**REQUIRED TASK**
Records follow. Select each line holding "Avis".

**SOURCE DATA**
▬▬▬▬▬▬

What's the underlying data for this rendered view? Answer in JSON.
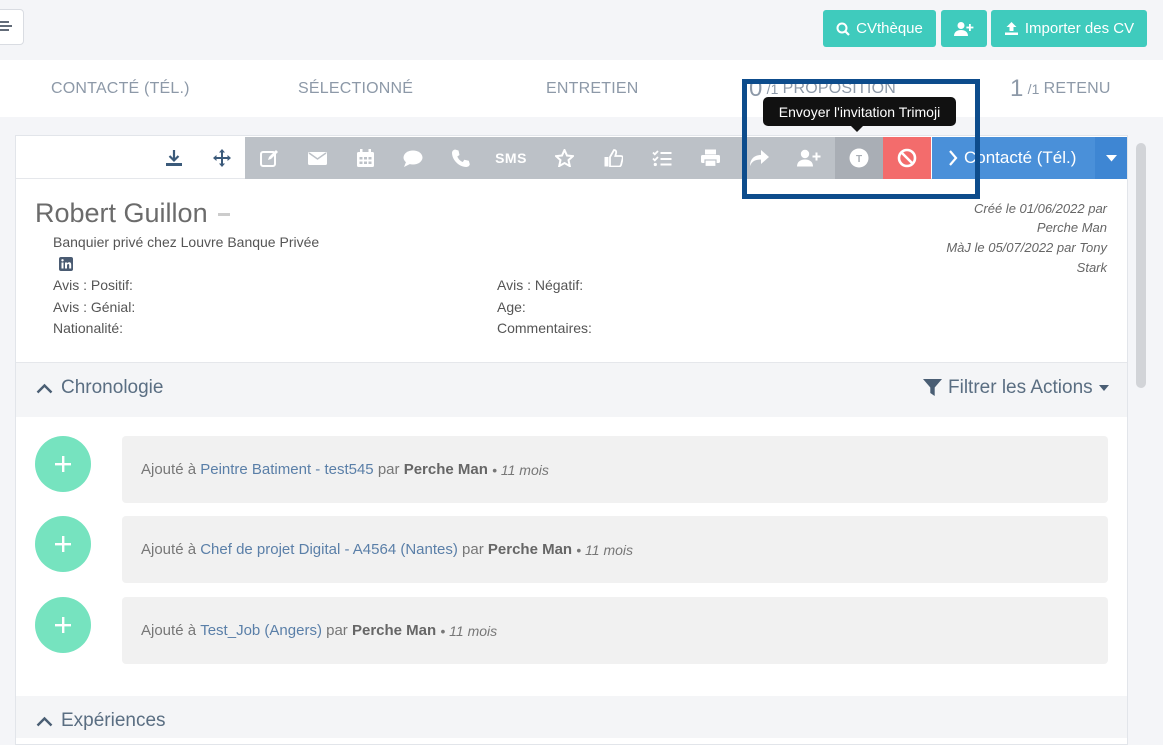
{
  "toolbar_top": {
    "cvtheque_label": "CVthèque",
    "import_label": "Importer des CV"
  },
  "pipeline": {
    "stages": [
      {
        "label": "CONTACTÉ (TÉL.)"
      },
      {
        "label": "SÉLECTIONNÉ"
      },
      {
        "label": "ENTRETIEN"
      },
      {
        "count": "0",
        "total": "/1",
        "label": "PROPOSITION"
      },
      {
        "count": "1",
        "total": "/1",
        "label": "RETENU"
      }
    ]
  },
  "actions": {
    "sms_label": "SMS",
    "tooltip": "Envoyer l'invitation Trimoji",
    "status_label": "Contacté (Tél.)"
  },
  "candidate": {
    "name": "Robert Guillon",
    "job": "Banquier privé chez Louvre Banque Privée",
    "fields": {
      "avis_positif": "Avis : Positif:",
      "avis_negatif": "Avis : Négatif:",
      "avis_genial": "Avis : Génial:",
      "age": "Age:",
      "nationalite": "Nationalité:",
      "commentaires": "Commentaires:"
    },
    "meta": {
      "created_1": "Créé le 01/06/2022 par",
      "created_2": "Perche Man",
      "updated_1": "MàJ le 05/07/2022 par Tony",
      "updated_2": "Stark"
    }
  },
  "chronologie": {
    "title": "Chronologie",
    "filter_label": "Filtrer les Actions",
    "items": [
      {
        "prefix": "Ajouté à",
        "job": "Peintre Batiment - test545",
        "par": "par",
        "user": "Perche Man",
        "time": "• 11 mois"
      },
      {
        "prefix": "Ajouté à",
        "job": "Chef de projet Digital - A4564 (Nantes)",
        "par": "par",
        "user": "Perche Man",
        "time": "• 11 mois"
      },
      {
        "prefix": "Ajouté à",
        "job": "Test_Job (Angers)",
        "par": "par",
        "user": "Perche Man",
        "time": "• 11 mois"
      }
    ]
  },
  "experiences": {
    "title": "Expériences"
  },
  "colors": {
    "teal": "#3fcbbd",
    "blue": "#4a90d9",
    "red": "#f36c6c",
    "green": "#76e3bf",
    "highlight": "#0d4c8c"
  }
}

▬▬▬▬▬▬

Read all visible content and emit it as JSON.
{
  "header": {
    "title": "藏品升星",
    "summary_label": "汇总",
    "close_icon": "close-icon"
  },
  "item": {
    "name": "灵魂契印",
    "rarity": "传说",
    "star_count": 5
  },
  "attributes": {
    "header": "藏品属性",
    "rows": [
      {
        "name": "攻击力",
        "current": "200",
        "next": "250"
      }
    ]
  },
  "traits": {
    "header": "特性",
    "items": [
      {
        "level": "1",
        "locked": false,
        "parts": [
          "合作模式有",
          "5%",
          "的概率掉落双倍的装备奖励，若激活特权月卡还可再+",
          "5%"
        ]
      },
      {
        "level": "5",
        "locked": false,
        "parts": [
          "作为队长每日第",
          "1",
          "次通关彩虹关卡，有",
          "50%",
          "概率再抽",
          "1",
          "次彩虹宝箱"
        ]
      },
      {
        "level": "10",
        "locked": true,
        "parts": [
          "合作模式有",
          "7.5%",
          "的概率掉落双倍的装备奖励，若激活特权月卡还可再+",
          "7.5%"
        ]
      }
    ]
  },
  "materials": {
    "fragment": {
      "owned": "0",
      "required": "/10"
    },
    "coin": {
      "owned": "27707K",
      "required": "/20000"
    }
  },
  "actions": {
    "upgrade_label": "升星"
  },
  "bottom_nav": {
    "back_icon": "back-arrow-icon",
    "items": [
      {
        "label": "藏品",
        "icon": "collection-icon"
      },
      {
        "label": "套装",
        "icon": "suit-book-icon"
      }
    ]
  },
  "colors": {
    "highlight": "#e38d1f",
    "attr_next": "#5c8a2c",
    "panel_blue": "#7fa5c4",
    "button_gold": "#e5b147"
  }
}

▬▬▬▬▬▬

**EXERCISE SOLUTION**
      "avis_positif": "Avis : Positif:",
      "avis_negatif": "Avis : Négatif:",
      "avis_genial": "Avis : Génial:",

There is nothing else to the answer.